**Exercise requirements**
Your answer should be every line from the records that contains "fatty".

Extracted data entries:
_ _ _ _

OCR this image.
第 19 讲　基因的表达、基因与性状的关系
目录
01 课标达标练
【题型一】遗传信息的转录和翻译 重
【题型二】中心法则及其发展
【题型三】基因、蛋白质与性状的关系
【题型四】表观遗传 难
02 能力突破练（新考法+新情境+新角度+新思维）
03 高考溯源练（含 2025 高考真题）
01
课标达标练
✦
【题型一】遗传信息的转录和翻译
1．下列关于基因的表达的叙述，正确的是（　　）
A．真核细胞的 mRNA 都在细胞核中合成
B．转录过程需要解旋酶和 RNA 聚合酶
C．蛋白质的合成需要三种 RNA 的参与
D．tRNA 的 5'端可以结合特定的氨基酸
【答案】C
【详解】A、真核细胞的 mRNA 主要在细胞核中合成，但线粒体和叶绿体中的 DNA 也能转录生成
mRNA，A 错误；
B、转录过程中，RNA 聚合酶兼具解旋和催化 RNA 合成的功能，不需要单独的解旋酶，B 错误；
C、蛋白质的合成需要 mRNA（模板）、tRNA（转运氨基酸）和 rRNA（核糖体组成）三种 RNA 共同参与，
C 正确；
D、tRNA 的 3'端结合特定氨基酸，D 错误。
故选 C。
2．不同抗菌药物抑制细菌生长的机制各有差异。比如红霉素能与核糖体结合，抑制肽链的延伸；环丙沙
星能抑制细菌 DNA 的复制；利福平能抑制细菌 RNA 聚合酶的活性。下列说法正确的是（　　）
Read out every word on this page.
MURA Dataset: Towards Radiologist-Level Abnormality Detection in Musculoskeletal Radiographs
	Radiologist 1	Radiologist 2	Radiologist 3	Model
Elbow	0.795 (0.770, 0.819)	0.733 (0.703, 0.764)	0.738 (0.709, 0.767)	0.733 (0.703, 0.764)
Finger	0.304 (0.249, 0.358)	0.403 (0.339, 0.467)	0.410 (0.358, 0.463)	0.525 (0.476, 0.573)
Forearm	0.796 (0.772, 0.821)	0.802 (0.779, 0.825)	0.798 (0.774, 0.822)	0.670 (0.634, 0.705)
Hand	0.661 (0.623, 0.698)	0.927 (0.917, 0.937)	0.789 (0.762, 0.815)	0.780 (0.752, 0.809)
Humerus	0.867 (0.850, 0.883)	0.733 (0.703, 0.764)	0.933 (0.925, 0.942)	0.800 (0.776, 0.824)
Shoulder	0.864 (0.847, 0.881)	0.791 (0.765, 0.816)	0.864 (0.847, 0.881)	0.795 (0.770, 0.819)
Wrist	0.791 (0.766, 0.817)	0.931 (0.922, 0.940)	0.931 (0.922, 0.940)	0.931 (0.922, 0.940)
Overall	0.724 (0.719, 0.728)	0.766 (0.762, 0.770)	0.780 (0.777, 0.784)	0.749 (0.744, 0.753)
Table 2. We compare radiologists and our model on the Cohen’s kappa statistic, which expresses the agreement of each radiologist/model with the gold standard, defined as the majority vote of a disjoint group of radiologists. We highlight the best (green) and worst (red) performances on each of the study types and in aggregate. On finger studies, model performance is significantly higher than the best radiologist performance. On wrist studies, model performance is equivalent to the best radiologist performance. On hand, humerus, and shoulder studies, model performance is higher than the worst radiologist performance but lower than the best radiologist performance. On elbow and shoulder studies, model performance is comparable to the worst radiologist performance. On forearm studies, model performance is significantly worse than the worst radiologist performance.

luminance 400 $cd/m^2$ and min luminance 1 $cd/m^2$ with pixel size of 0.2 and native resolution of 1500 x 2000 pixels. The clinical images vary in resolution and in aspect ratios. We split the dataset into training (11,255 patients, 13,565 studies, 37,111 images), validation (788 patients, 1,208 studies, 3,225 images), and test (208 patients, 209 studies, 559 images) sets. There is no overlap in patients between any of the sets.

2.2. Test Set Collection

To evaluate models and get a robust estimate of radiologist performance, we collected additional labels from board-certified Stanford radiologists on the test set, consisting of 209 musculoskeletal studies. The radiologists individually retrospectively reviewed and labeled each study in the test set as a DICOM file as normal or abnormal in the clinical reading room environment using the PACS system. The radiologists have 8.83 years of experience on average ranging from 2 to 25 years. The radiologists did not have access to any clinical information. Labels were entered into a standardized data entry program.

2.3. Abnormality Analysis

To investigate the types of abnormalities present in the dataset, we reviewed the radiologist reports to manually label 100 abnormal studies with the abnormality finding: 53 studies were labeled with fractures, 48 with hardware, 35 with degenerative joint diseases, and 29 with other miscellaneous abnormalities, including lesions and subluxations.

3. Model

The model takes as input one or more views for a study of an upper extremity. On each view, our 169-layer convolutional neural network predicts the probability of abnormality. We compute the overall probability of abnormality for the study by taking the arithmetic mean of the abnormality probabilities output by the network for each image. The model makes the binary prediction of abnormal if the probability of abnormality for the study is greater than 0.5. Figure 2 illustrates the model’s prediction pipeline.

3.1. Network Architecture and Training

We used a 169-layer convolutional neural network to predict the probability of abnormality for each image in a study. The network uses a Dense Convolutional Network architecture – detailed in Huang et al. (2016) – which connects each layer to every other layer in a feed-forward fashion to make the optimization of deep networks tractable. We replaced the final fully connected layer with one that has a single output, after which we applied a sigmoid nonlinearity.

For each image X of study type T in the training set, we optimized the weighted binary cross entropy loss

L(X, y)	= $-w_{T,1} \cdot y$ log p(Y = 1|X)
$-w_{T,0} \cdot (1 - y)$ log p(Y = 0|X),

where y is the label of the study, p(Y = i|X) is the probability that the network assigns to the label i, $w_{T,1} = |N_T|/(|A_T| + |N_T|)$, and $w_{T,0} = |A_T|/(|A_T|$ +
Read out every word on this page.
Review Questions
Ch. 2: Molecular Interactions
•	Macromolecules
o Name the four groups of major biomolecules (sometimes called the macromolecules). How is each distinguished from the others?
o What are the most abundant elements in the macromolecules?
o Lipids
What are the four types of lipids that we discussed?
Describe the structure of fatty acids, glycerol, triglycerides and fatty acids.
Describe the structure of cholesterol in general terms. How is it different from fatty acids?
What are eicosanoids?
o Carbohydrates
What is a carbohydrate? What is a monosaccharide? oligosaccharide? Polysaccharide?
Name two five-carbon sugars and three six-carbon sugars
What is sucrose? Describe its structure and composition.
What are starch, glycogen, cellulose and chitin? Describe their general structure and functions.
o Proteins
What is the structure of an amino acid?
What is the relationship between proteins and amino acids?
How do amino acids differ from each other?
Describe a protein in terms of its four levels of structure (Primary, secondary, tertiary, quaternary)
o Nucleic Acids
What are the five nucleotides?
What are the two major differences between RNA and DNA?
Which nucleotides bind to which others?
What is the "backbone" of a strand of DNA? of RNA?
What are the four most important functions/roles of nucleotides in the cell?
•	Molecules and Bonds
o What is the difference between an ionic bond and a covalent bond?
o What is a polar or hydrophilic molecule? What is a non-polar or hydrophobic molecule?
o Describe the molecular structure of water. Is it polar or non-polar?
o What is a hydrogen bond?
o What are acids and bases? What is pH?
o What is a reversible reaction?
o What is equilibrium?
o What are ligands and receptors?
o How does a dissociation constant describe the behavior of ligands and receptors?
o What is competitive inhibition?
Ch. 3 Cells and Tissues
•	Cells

_ _ _ _

**Output**
Describe the structure of fatty acids, glycerol, triglycerides and fatty acids.
Describe the structure of cholesterol in general terms. How is it different from fatty acids?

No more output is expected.